■ **EXERCISE INSTRUCTIONS**
[1] List every lettered section heading in the right-of-way provisions, with its letter.
[2] Duplicate a passage from the right-of-way provisions without any change. Begin at the words "(3)   When relocating" and stop after "or its contractors.".

■ **TEXT SHOWN**
--- Start ---
Within ten (10) days of a request by the City, Grantee shall provide the City information concerning such Facilities as may be reasonably requested. When available, such information will be submitted electronically in a format compatible with the City’s Geographic Information System showing and describing the exact locations, both horizontal and vertical, of Grantee’s Facilities. Underground Facilities shall be differentiated from overhead Facilities. Such mapping and identification shall be at Grantee’s sole expense.

j.     Trimming of Trees and Shrubbery. Grantee shall have the authority to trim trees or other natural growth overhanging any of Grantee’s Facilities so as to prevent branches from coming in contact with Grantee’s Facilities, which shall be done in accordance with industry standards. Grantee shall reasonably compensate the City or property owner for any damages caused by such trimming, and at its own cost and expense, reasonably replace all trees or shrubs damaged as a result of the construction, operation or maintenance of Grantee’s Facilities. Such replacement shall satisfy any and all obligations Grantee may have to the City or property owner pursuant to the terms of this Section.

k.    Signage. Grantee shall not place or cause to be placed any sort of signs, advertisements or other extraneous markings, whether relating to Grantee or any other person, except such necessary minimal markings as approved by the City as reasonably necessary to identify the facilities for service, repair, maintenance or emergency purposes, or as may be otherwise required to be affixed by application of law or regulation.

l.     Relocation at City Request.

(1)   Upon receipt of reasonable advance notice, not to be less than 30 days, Grantee shall, at its own expense, promptly remove, relocate or adjust any of its Facilities located in the Right-of-Way as directed by the City for a public improvement or when reasonably required by the City by reason of public health, safety and welfare.

(2)   Upon receipt of reasonable advance notice, not to be less than 30 days, Grantee shall, at the City’s expense, promptly remove, relocate or adjust any of its Facilities located in private easement, as directed by the City, for a public improvement by moving such Facilities to areas within the expanded Right-of-Way or within remaining private easements or remaining portions of such easements not condemned by nor disclaimed to the City to avoid conflict with City construction and improvements. Grantee shall disclaim those parts of its easements which lie within the expanded Right-of-Way. Should the City in the future elect to require Grantee to again relocate said Facilities to other areas within the expanded Right-of-Way, the cost of any such future relocation shall be borne by the City.

(3)   When relocating under either Sections 6 l (1) or 6 l (2), Grantee shall certify to the City in writing that its Facilities have been removed, relocated or adjusted to clear construction in accordance with project plans provided by the City. If Grantee fails to accurately, sufficiently or timely remove, relocate or adjust its

Facilities when requested, Grantee shall be responsible to the City and its contractors for all damages, including but not limited to, delay damages, repair costs, down time, construction delays, penalties, or other expenses of any kind arising out of Grantee’s failure to accurately, sufficiently or timely remove, relocate or adjust its Facilities. Further, Grantee shall have no claim for costs or damages against the City and its contractors unless the costs or damages arise due to the negligent or intentional conduct of the City or its contractors.
--- End ---
■ **DATASET**
--- Start ---
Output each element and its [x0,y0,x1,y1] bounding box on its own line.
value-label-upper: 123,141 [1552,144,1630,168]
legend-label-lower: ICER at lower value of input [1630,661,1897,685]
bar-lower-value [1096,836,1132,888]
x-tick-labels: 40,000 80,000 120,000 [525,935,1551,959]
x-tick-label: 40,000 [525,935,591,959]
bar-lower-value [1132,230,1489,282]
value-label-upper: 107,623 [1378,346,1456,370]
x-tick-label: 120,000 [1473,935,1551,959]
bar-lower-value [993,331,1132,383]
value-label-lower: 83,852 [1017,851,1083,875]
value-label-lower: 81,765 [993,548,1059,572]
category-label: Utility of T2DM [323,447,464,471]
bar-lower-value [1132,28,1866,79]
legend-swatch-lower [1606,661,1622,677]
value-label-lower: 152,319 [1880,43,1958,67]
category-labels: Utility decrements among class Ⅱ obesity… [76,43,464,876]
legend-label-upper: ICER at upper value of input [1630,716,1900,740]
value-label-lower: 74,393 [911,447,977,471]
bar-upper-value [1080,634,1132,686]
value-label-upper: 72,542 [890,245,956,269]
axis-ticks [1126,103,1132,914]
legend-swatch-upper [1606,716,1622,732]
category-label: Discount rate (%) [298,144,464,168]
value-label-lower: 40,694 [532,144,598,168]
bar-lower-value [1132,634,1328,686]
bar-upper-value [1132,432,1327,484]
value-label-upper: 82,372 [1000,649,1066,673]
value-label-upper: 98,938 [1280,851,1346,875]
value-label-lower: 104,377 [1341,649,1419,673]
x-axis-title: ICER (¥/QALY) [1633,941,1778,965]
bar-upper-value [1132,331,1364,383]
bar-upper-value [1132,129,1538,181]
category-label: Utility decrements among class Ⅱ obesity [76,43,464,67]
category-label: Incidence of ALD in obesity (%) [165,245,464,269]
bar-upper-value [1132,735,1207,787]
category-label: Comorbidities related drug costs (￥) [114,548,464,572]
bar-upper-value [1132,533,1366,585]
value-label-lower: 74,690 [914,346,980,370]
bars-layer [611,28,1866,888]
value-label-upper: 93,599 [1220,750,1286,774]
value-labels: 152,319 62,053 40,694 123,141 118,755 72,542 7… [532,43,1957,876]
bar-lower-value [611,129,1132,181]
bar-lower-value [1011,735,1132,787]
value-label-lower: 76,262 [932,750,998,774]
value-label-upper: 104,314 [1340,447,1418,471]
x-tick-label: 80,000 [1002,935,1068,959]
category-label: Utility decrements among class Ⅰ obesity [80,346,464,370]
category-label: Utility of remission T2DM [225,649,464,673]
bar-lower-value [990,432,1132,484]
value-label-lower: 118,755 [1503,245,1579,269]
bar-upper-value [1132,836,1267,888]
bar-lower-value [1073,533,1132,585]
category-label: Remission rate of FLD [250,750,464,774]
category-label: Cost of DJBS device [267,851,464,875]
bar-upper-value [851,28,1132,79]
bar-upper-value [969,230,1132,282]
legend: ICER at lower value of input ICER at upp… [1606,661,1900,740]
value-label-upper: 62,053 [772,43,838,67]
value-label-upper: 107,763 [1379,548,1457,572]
--- End ---
■ **SOLUTIONS TO THE EXERCISE**
[1]
j. Trimming of Trees and Shrubbery
k. Signage
l. Relocation at City Request

[2]
(3)   When relocating under either Sections 6 l (1) or 6 l (2), Grantee shall certify to the City in writing that its Facilities have been removed, relocated or adjusted to clear construction in accordance with project plans provided by the City. If Grantee fails to accurately, sufficiently or timely remove, relocate or adjust its

Facilities when requested, Grantee shall be responsible to the City and its contractors for all damages, including but not limited to, delay damages, repair costs, down time, construction delays, penalties, or other expenses of any kind arising out of Grantee’s failure to accurately, sufficiently or timely remove, relocate or adjust its Facilities. Further, Grantee shall have no claim for costs or damages against the City and its contractors unless the costs or damages arise due to the negligent or intentional conduct of the City or its contractors.